Stated exercise → Check every line of the entries that follow, and copy the ones containing "What".

Stored data →
* * * * * * * * *
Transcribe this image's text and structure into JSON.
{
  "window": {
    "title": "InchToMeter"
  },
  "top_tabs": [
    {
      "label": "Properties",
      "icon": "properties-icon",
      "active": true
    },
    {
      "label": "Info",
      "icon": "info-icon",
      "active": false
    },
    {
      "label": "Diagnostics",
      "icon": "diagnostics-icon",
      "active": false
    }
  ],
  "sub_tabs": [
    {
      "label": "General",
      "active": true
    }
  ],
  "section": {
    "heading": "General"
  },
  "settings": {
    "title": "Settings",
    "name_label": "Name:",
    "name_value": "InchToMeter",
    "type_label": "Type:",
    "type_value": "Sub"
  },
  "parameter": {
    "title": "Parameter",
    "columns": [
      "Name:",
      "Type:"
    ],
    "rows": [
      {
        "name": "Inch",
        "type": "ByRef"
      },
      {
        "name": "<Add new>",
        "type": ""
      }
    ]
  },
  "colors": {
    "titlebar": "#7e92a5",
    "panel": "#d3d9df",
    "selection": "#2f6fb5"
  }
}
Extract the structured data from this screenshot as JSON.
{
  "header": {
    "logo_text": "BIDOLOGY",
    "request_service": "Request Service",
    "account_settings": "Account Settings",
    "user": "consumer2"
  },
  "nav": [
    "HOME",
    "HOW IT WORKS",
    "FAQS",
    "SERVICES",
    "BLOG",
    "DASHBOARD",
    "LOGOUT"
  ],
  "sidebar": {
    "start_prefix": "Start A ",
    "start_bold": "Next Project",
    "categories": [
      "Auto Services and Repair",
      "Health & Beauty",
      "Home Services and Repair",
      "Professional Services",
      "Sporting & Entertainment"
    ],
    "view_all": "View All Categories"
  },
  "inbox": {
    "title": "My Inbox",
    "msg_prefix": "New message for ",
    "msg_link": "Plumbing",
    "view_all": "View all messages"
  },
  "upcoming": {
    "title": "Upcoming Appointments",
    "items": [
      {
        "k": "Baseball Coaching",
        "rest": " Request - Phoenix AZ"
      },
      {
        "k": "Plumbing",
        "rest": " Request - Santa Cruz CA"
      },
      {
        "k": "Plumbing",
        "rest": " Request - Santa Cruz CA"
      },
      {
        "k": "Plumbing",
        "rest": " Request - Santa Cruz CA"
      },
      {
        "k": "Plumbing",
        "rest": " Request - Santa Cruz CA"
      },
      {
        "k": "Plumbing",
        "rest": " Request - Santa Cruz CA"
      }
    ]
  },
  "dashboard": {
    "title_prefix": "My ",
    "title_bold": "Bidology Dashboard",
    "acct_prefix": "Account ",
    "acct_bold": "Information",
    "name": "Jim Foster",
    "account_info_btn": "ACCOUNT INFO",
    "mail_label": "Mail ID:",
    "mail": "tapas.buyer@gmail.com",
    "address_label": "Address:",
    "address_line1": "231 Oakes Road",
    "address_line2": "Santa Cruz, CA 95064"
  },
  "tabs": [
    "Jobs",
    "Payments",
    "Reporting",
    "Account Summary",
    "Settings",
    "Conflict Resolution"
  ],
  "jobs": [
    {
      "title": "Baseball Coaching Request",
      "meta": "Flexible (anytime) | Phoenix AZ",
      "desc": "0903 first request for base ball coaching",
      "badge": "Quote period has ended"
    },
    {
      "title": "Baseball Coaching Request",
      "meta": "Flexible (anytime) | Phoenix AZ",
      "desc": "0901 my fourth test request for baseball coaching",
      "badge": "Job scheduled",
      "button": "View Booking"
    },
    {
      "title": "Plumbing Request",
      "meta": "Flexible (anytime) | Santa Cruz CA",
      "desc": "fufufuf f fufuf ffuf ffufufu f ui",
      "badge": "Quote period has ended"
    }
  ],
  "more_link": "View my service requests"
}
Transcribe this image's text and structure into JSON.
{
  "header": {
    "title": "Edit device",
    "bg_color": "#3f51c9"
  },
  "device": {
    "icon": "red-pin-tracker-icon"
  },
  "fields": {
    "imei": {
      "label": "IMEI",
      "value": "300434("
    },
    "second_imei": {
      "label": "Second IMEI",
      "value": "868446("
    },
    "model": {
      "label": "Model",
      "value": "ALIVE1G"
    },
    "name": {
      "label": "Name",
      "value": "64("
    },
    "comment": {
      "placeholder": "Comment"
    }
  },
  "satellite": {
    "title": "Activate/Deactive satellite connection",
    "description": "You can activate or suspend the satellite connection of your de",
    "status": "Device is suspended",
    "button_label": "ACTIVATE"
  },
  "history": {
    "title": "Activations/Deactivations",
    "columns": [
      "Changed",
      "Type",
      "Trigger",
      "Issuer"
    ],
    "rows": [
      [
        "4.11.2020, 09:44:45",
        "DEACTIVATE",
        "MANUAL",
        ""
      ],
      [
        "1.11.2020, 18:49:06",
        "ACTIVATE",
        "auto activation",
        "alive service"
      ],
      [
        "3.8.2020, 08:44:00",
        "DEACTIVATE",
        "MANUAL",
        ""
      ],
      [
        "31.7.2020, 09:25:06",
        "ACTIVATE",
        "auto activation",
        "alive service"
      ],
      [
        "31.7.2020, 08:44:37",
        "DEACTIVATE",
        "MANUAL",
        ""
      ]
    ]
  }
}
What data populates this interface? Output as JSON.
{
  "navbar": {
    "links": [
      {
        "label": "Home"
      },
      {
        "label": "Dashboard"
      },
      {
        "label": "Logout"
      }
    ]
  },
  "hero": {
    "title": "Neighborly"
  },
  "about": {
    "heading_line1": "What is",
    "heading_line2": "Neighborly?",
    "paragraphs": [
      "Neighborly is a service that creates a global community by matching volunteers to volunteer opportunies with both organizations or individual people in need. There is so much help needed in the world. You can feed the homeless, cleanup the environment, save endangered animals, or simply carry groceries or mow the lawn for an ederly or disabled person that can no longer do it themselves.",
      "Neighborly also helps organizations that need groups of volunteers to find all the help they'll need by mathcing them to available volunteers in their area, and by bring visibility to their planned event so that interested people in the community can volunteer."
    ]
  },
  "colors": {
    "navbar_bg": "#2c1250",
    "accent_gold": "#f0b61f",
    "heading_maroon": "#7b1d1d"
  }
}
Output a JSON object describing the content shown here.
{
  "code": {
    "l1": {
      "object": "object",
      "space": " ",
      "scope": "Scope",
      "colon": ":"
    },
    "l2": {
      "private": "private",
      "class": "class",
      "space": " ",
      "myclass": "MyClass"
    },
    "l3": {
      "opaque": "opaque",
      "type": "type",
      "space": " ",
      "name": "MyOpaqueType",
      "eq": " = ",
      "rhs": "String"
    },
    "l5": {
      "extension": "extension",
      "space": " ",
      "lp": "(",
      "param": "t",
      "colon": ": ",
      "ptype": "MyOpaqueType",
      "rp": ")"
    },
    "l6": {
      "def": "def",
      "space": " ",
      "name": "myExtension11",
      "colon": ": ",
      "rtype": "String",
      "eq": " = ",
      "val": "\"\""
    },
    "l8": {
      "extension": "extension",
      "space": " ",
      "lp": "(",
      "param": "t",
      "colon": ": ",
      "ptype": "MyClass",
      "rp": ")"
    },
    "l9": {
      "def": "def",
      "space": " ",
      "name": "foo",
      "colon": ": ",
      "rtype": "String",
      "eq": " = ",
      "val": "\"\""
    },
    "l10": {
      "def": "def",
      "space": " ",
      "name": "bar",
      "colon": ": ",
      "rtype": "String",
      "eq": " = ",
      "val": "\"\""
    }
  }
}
* * * * * * * * *
Final result →
What data populates this interface? Output as JSON.
    "heading_line1": "What is",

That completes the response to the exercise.